──────── SUPPLIED DATA
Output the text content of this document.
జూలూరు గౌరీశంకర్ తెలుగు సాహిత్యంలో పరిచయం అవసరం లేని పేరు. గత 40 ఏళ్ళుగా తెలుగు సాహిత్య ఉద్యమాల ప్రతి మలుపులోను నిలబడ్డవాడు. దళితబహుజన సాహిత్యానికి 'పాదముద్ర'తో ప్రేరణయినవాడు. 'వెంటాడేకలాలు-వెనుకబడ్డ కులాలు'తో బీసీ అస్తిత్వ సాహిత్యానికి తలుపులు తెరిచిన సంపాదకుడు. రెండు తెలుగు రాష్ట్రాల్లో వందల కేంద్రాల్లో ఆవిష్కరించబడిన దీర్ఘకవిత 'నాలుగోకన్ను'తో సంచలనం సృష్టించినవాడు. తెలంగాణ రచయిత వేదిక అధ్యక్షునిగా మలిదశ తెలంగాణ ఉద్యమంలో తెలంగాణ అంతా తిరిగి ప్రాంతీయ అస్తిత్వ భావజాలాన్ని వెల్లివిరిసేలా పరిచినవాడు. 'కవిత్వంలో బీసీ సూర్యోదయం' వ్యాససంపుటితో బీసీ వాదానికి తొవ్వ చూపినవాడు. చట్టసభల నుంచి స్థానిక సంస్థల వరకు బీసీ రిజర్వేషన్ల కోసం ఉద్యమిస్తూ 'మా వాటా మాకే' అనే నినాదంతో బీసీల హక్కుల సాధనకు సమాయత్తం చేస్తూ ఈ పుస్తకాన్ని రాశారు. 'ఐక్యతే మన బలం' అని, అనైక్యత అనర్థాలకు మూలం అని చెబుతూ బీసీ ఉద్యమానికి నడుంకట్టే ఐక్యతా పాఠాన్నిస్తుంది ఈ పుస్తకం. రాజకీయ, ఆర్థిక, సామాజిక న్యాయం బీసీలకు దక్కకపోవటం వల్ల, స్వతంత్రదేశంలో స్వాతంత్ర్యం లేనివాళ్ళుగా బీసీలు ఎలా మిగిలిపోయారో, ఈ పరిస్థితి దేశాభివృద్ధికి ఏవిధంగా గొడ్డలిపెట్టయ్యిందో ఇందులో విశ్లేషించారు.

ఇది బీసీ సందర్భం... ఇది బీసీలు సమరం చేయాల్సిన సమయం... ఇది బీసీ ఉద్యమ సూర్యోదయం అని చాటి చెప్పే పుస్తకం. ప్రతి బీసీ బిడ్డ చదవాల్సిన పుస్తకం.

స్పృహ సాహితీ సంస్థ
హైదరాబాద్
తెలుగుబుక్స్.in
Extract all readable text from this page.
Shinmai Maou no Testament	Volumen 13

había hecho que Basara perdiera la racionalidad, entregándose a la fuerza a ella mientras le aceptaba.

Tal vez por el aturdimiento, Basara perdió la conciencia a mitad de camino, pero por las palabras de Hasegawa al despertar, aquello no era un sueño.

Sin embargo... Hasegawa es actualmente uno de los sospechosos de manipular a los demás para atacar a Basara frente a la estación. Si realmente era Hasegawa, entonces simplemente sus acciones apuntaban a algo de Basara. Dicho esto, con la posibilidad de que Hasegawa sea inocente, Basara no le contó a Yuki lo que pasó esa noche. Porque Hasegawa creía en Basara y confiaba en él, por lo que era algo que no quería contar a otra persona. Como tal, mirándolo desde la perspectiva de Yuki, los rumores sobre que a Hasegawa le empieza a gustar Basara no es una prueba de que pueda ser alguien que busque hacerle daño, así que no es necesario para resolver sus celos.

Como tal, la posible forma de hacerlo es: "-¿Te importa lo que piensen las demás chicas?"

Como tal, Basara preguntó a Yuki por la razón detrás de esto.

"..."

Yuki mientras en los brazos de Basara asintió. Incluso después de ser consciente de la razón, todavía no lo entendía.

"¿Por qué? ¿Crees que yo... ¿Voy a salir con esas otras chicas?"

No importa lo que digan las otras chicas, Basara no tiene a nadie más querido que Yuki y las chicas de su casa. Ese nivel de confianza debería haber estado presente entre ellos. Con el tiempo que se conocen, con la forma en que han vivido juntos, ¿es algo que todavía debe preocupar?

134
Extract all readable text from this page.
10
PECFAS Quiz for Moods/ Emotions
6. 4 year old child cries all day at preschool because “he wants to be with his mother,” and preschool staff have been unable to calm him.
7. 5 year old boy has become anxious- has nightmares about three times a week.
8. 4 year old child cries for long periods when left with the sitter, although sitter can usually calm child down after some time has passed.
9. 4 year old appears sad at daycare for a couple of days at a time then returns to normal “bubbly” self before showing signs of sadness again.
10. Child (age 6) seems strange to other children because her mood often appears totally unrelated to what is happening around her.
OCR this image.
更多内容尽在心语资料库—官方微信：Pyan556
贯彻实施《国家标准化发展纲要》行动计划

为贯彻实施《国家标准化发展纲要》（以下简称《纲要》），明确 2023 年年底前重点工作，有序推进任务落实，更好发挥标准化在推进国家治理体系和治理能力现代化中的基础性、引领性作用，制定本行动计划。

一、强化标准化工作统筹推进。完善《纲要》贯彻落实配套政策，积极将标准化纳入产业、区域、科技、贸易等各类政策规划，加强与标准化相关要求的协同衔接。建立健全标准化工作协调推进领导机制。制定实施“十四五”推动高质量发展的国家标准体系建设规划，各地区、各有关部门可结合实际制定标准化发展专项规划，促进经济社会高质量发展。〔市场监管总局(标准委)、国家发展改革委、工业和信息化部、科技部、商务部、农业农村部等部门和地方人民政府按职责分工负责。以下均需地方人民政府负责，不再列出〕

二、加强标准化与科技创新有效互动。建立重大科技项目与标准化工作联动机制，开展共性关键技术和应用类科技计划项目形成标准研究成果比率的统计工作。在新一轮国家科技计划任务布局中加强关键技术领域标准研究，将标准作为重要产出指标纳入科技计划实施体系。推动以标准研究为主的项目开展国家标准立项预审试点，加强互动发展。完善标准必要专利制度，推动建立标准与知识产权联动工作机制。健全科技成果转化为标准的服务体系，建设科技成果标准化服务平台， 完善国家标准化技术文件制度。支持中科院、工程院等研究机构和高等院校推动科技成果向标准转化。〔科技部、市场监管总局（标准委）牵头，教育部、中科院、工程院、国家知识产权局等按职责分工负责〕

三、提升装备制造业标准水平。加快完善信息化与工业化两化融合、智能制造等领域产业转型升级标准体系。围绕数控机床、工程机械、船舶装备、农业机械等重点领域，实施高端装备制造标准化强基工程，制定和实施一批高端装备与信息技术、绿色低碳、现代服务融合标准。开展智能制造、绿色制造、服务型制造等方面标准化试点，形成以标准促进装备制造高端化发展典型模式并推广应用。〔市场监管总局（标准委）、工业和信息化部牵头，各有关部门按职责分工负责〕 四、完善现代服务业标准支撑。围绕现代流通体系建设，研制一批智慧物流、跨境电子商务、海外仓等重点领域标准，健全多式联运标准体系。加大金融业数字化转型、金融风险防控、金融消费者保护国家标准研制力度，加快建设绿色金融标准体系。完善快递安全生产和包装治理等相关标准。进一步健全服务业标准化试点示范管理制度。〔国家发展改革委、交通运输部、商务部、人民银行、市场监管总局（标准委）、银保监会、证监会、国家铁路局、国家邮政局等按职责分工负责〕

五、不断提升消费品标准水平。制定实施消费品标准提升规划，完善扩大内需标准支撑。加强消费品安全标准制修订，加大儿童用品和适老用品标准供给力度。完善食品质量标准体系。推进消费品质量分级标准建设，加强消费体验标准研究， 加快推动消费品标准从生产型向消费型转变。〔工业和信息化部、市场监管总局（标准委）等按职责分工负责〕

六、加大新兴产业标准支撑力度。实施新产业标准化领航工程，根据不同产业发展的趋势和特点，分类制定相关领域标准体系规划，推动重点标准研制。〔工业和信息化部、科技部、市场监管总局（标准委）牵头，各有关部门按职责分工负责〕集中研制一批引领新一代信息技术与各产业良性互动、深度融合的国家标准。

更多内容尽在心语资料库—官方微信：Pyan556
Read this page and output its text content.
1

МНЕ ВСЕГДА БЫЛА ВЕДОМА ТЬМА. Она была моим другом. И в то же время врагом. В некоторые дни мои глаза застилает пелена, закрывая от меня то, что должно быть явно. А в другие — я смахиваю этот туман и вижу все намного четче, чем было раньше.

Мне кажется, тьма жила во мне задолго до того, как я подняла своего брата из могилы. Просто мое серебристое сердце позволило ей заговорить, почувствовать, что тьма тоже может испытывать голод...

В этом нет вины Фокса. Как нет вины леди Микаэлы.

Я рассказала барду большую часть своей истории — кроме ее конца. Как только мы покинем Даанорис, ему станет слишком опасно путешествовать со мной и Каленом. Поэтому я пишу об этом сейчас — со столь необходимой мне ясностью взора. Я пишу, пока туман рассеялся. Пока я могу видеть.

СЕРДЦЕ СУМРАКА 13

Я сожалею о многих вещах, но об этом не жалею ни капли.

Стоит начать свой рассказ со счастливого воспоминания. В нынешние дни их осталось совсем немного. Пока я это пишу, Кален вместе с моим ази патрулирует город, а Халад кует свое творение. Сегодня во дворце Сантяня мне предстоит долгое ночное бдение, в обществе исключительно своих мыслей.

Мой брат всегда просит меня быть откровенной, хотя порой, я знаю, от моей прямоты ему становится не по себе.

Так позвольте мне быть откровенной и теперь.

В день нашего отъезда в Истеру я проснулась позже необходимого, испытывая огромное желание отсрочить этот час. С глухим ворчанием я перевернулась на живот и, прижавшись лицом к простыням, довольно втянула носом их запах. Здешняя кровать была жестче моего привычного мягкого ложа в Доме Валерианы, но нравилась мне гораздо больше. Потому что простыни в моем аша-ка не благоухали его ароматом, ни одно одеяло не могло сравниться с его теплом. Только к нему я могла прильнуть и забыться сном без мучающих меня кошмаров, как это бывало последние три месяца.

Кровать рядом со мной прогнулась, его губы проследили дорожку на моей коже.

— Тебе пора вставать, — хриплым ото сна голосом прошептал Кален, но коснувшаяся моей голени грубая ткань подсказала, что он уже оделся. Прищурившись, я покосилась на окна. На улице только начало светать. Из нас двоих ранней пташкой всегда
────────────────
## EXERCISE
Report all lines of the data above that include the string "calm".

## WRITTEN ANSWER
6. 4 year old child cries all day at preschool because “he wants to be with his mother,” and preschool staff have been unable to calm him.
8. 4 year old child cries for long periods when left with the sitter, although sitter can usually calm child down after some time has passed.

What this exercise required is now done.